**Challenge**
For each line in the data below that holds "エープラス", return a copy.

**Listed entries**
↓↓↓

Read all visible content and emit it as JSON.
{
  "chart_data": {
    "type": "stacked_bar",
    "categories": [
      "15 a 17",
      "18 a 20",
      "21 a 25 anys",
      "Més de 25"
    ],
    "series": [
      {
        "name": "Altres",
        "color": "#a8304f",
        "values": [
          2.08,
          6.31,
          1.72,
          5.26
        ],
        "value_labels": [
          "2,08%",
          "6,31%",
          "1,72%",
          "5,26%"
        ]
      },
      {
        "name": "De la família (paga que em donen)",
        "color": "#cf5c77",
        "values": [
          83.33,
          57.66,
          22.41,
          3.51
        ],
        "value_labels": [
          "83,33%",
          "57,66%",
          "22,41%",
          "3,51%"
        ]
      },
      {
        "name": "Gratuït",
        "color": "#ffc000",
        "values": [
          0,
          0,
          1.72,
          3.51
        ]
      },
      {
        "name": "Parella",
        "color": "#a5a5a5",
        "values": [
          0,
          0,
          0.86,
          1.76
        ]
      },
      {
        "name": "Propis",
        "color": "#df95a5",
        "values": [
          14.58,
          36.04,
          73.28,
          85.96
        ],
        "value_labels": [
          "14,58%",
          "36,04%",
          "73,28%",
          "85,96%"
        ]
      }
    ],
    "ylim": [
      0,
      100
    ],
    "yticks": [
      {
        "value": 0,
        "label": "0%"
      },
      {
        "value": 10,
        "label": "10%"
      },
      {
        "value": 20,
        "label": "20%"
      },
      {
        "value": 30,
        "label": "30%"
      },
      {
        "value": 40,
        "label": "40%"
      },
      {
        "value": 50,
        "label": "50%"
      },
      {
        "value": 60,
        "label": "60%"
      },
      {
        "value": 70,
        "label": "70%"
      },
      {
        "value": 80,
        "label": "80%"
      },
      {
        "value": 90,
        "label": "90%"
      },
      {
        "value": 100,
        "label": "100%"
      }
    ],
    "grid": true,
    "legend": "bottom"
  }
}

↑↑↑
↓↓↓

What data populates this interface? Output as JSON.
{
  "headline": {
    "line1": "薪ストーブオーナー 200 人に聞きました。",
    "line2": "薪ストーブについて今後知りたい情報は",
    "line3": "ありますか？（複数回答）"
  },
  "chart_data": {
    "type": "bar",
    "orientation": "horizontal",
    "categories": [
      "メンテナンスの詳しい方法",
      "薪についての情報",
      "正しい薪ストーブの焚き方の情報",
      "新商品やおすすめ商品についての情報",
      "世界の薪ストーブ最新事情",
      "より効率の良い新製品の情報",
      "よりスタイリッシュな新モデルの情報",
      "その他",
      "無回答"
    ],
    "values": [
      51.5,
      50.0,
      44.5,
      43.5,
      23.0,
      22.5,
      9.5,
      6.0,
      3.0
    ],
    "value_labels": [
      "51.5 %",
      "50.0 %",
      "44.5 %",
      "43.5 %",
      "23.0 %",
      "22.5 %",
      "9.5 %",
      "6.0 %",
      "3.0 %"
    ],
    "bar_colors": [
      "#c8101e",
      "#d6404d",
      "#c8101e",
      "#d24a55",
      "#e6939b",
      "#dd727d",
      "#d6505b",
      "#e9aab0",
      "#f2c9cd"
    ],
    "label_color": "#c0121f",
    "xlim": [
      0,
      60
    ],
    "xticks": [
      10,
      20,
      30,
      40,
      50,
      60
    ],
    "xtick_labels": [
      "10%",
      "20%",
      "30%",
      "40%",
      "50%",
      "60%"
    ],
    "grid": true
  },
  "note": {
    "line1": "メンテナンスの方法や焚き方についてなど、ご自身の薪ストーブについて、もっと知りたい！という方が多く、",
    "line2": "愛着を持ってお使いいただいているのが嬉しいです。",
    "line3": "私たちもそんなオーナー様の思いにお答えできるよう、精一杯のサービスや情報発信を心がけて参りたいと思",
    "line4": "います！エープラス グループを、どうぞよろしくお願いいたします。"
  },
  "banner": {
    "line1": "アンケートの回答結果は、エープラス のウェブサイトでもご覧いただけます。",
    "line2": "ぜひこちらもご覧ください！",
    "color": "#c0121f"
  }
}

↑↑↑

**Reply**
    "line4": "います！エープラス グループを、どうぞよろしくお願いいたします。"
    "line1": "アンケートの回答結果は、エープラス のウェブサイトでもご覧いただけます。",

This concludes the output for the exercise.